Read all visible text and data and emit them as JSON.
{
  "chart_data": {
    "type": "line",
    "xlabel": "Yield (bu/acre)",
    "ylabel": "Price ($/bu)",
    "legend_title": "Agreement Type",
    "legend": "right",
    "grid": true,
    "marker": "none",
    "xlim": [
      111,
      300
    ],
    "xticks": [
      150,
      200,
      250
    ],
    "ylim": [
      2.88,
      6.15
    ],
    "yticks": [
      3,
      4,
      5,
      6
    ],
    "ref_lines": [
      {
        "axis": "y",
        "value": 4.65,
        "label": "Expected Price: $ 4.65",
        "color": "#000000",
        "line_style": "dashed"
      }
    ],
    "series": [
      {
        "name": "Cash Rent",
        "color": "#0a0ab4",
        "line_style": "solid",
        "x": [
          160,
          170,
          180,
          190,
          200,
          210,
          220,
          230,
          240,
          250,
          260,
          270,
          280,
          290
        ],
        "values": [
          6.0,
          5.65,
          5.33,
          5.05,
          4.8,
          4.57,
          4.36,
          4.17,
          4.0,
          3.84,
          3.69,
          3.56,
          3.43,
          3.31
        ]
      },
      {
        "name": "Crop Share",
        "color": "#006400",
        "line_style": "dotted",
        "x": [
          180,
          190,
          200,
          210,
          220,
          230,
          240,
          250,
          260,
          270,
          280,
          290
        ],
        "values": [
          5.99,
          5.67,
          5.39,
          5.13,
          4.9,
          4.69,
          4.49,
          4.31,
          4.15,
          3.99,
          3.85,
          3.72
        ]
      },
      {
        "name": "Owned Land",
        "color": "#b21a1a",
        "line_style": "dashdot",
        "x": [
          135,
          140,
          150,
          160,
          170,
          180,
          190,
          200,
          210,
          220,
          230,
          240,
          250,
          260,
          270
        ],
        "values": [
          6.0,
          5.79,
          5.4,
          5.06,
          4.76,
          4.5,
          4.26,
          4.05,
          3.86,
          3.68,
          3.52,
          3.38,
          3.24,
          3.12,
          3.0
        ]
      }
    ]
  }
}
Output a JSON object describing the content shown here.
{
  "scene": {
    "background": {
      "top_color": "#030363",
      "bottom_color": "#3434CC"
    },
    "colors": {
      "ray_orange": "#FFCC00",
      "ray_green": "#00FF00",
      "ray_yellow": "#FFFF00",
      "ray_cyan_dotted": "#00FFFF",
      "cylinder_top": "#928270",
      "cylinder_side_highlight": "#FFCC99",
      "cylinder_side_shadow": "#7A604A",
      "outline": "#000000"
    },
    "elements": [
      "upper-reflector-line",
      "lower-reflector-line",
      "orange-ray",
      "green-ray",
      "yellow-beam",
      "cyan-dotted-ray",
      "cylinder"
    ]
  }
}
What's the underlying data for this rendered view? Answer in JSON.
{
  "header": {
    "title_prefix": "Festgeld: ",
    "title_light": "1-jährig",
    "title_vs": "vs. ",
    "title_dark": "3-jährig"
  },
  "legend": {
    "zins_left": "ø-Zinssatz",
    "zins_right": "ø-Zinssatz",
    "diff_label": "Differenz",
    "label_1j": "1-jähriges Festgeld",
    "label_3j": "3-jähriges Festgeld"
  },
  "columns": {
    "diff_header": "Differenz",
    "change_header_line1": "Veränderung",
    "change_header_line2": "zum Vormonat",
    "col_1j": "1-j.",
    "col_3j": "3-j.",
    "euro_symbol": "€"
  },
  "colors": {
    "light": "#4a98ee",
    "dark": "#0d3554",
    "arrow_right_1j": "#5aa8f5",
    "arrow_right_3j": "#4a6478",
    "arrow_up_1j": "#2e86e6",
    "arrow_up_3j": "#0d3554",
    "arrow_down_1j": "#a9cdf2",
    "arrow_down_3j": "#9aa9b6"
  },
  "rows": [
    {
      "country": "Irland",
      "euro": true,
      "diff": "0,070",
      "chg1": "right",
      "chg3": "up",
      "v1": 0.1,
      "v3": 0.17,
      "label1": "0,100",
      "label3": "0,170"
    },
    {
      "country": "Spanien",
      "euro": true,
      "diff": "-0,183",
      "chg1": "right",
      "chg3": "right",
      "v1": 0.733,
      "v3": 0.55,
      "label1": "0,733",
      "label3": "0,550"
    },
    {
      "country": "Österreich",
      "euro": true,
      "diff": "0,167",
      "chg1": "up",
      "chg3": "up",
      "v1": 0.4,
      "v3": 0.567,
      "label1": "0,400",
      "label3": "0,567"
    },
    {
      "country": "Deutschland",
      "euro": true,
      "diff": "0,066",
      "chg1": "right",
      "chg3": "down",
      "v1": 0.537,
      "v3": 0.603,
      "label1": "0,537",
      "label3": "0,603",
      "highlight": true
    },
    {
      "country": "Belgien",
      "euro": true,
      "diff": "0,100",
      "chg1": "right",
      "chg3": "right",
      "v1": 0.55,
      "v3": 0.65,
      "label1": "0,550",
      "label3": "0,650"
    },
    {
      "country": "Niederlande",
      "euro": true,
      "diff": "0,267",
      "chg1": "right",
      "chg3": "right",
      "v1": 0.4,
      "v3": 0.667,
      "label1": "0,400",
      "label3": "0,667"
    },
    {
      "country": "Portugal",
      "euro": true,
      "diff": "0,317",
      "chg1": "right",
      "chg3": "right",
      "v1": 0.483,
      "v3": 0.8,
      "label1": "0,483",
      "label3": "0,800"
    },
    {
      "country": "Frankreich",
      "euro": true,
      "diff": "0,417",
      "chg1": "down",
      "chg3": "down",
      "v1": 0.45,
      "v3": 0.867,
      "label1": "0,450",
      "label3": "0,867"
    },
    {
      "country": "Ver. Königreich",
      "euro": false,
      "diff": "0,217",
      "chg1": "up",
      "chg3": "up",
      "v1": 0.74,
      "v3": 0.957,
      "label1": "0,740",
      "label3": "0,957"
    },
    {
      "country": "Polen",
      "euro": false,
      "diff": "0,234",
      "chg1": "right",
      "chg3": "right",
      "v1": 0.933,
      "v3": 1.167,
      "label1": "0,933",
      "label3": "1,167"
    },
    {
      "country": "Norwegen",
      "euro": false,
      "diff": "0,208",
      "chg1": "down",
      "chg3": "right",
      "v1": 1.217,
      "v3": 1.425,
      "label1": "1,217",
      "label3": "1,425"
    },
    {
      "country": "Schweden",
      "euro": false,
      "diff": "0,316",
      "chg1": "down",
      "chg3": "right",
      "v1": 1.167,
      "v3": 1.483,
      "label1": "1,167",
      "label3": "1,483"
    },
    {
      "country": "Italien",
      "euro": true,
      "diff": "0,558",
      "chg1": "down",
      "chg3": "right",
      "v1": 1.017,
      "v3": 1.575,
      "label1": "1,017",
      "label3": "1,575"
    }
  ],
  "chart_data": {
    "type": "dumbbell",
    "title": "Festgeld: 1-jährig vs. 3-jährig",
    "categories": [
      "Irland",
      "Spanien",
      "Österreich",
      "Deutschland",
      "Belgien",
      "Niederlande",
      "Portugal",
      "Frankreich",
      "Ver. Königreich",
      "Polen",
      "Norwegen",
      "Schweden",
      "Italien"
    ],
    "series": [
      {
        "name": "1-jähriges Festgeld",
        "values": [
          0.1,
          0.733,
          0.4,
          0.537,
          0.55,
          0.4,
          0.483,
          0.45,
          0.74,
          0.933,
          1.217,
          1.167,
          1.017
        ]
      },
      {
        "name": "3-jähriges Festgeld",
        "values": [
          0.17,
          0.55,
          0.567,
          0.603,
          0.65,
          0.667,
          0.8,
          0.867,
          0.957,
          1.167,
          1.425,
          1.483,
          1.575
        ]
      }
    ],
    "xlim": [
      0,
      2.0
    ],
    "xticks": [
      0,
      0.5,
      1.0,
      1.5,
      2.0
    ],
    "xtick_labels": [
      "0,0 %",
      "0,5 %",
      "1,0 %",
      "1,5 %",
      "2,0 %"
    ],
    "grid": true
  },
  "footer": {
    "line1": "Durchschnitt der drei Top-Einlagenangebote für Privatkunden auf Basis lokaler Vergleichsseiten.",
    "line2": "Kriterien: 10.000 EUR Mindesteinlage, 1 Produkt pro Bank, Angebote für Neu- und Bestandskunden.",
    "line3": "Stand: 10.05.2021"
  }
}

* * * *

Exercise :: Locate the string "Festgeld" in the listing above and copy every line where it occurs.

Output for this task ::
    "title_prefix": "Festgeld: ",
    "label_1j": "1-jähriges Festgeld",
    "label_3j": "3-jähriges Festgeld"
    "title": "Festgeld: 1-jährig vs. 3-jährig",
        "name": "1-jähriges Festgeld",
        "name": "3-jähriges Festgeld",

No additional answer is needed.